Task goal. Return each line of the records holding the string "Parcels".

Records for the task.
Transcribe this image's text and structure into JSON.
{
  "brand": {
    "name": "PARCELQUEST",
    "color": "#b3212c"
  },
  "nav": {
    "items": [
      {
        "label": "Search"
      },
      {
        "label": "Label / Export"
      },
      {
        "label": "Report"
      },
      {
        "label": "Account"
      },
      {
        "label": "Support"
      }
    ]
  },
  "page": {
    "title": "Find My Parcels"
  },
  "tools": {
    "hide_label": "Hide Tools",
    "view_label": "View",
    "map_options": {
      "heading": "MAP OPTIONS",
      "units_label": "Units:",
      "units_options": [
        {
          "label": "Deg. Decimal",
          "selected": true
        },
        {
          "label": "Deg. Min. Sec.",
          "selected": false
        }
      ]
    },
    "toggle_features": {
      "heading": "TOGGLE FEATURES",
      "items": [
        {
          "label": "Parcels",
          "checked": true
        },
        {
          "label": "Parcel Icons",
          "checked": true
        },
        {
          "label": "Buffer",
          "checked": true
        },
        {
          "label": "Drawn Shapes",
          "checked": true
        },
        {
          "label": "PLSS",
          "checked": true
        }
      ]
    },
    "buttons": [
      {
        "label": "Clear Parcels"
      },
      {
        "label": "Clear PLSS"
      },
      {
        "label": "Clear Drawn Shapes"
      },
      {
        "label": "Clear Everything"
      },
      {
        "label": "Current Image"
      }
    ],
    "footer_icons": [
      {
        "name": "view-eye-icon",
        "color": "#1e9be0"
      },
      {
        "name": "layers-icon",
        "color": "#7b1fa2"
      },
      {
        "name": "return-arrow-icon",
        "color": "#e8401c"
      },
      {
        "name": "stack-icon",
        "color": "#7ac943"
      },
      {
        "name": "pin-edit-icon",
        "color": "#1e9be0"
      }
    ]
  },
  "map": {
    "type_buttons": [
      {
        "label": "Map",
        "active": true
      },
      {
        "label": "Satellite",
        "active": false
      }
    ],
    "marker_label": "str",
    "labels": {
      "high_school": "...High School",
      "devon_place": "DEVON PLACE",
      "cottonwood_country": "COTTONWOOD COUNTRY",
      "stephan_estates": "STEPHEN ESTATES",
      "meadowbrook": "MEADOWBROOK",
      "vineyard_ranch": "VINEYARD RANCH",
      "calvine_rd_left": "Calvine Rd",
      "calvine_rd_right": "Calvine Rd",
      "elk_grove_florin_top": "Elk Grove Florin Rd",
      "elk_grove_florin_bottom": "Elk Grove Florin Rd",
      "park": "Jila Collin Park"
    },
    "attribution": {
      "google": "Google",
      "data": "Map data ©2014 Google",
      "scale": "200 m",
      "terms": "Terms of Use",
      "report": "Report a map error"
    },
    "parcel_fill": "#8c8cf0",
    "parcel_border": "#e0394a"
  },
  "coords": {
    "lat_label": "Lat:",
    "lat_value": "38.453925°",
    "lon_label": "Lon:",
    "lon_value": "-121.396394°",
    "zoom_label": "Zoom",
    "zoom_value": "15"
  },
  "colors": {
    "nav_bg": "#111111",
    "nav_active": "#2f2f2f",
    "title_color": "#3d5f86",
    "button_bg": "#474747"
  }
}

The result.
    "title": "Find My Parcels"
          "label": "Parcels",
        "label": "Clear Parcels"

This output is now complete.